» STATED GOAL 1
From the entries below, reproduce verbatim the lines beginning with the one that contains "fill-blank-year2-amount[interactable] [191, 752, 325, 784]" and ending with the one that contains "819, 1057, 917]", including both of those lines.

In what follows we assume a set of products p1, …, pN (N ≥ 2), where each pi is a set of components, namely, pi = {Ci1, …, Ci ki}. A component can be a product or its part, e.g., a module or a class. Product line-ability of such a set of products has two directions:

  • bottom-up, i.e., constructing a core asset out of the products’ components

  • top-down, i.e. creating products out of the core asset.

The simplest case is when all products share a set of identical, mandatory components. Then in the bottom-up direction all these components can be taken to form a core asset. In the top-down direction, these components will be used (as-is) in a new product. However, components may not be identical, but still similar. Then the construction of a core asset (bottom-up direction), while requiring some adaptation effort, may still be worthwhile. Also the creation of new products from the core asset may require adaptation (top-down direction). Product line-ability analysis in this case is intended for providing a way of assessing the required adaptation efforts in both directions. In addition, some products may be less related than the others, and excluding them from the analysis may result in better product line-ability of the remaining products.

To address these challenges, we propose a behavioral product line-ability framework, which is based on the notion of behavior similarity presented in Sect. 3. The framework provides a method for product line-ability analysis, whose inputs are sets of products and the output is a graph highlighting the potential product line-ability of the input product sets. The method is composed of four main sequential steps:

  1. 1.

    Behavior similarity calculation – see Sect. 3 for details.

  2. 2.

    Similarity degree measurement.

  3. 3.

    Product-related variability degree measurement for each product in the set.

  4. 4.

    If there are products in the set whose product-related variability degree is too high (the specific threshold is an analyst’s decision), these products can be excluded and the method returns to step 2 for re-measuring the similarity and product-related variability degrees.

Figure 1 depicts the method’s steps, as well as its inputs and analyst involvement (upper part) and outputs (lower part). Next, we elaborate on the data structure used in the method – called similarity graph, as well as on the calculations of similarity and product-related variability degrees.

Fig. 1.
figure 1

The suggested method for product line-ability analysis

4.1 Similarity Graphs

The method is based on a graph data structure – called similarity graph – which is a colored undirected graph whose vertices represent components of a set of products (each vertex is colored, where different colors represent different products), and the edges represent reuse types of parametric, subtyping and overloading, defined in Sect. 3.

Definition 5 (similarity graph).

Given a set of a set of products p1, …, pN (N ≥ 2), a similarity graph is an undirected graph of the form G = (V, E), where V is a set of pairs (Cij, li) (Cij is the j-th component of product pi and li is the color associated with pi) and E is a set of triplets (Cij, Ckl, t) which associate components Cij and Ckl with a reuse type t (t ∈ {parametric, subtyping, overloading}).

» STATED GOAL 2
According to the passage on product line-ability, how many main sequential steps make up the proposed method?

» INPUT
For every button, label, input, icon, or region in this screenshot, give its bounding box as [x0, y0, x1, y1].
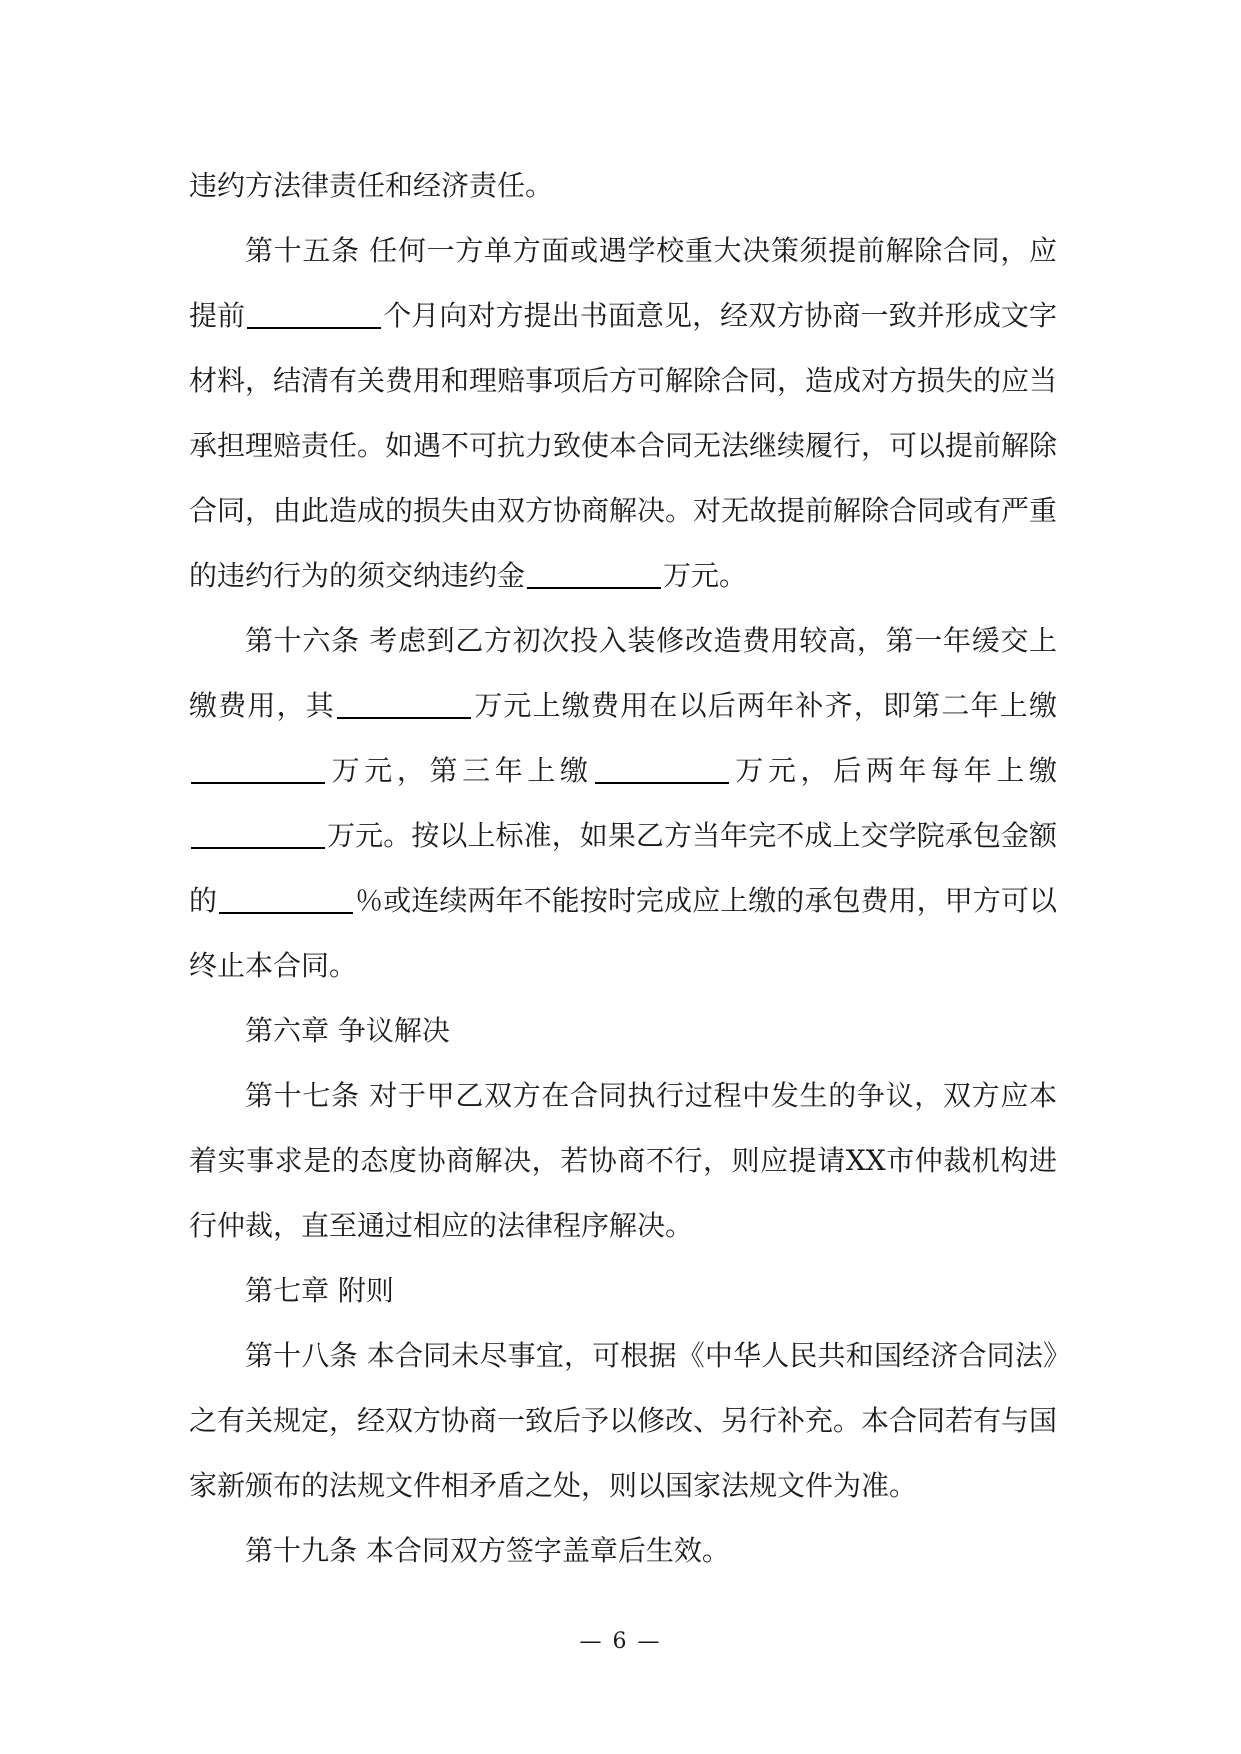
fill-blank-year2-amount[interactable] [191, 752, 325, 784]
paragraph-article-19: 第十九条 本合同双方签字盖章后生效。 [245, 1534, 730, 1567]
fill-blank-later-years-amount[interactable] [191, 817, 325, 849]
article-15-text-a: 第十五条 任何一方单方面或遇学校重大决策须提前解除合同，应提前 [189, 234, 1057, 332]
fill-blank-deferred-amount[interactable] [337, 687, 471, 719]
article-16-text-a: 第十六条 考虑到乙方初次投入装修改造费用较高，第一年缓交上缴费用，其 [189, 624, 1057, 722]
article-16-text-d: 万元，后两年每年上缴 [730, 754, 1057, 787]
fill-blank-percentage[interactable] [219, 882, 353, 914]
fill-blank-penalty[interactable] [527, 557, 661, 589]
article-15-text-c: 万元。 [663, 559, 748, 592]
chapter-7-heading: 第七章 附则 [245, 1274, 394, 1307]
paragraph-article-16 [189, 608, 1057, 998]
article-16-text-f: ％或连续两年不能按时完成应上缴的承包费用，甲方可以终止本合同。 [189, 884, 1057, 982]
article-16-text-e: 万元。按以上标准，如果乙方当年完不成上交学院承包金额的 [189, 819, 1057, 917]
paragraph-article-17: 第十七条 对于甲乙双方在合同执行过程中发生的争议，双方应本着实事求是的态度协商解决，若协商不行，则应提请XX市仲裁机构进行仲裁，直至通过相应的法律程序解决。 [189, 1079, 1057, 1242]
page-number: — 6 — [579, 1629, 662, 1654]
article-15-text-b: 个月向对方提出书面意见，经双方协商一致并形成文字材料，结清有关费用和理赔事项后方可解除合同，造成对方损失的应当承担理赔责任。如遇不可抗力致使本合同无法继续履行，可以提前解除合同，由此造成的损失由双方协商解决。对无故提前解除合同或有严重的违约行为的须交纳违约金 [189, 299, 1058, 592]
paragraph-liability: 违约方法律责任和经济责任。 [189, 169, 554, 202]
article-16-text-c: 万元，第三年上缴 [327, 754, 593, 787]
fill-blank-notice-months[interactable] [247, 297, 381, 329]
fill-blank-year3-amount[interactable] [595, 752, 729, 784]
article-16-text-b: 万元上缴费用在以后两年补齐，即第二年上缴 [473, 689, 1057, 722]
chapter-6-heading: 第六章 争议解决 [245, 1014, 450, 1047]
document-body [189, 153, 1057, 1583]
paragraph-article-15 [189, 218, 1057, 608]
paragraph-article-18: 第十八条 本合同未尽事宜，可根据《中华人民共和国经济合同法》之有关规定，经双方协商一致后予以修改、另行补充。本合同若有与国家新颁布的法规文件相矛盾之处，则以国家法规文件为准。 [189, 1339, 1058, 1502]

» CORRECT ANSWER 1
fill-blank-year2-amount[interactable] [191, 752, 325, 784]
paragraph-article-19: 第十九条 本合同双方签字盖章后生效。 [245, 1534, 730, 1567]
fill-blank-later-years-amount[interactable] [191, 817, 325, 849]
article-15-text-a: 第十五条 任何一方单方面或遇学校重大决策须提前解除合同，应提前 [189, 234, 1057, 332]
fill-blank-deferred-amount[interactable] [337, 687, 471, 719]
article-16-text-a: 第十六条 考虑到乙方初次投入装修改造费用较高，第一年缓交上缴费用，其 [189, 624, 1057, 722]
article-16-text-d: 万元，后两年每年上缴 [730, 754, 1057, 787]
fill-blank-percentage[interactable] [219, 882, 353, 914]
fill-blank-penalty[interactable] [527, 557, 661, 589]
article-15-text-c: 万元。 [663, 559, 748, 592]
chapter-7-heading: 第七章 附则 [245, 1274, 394, 1307]
paragraph-article-16 [189, 608, 1057, 998]
article-16-text-f: ％或连续两年不能按时完成应上缴的承包费用，甲方可以终止本合同。 [189, 884, 1057, 982]
article-16-text-e: 万元。按以上标准，如果乙方当年完不成上交学院承包金额的 [189, 819, 1057, 917]

» CORRECT ANSWER 2
Four.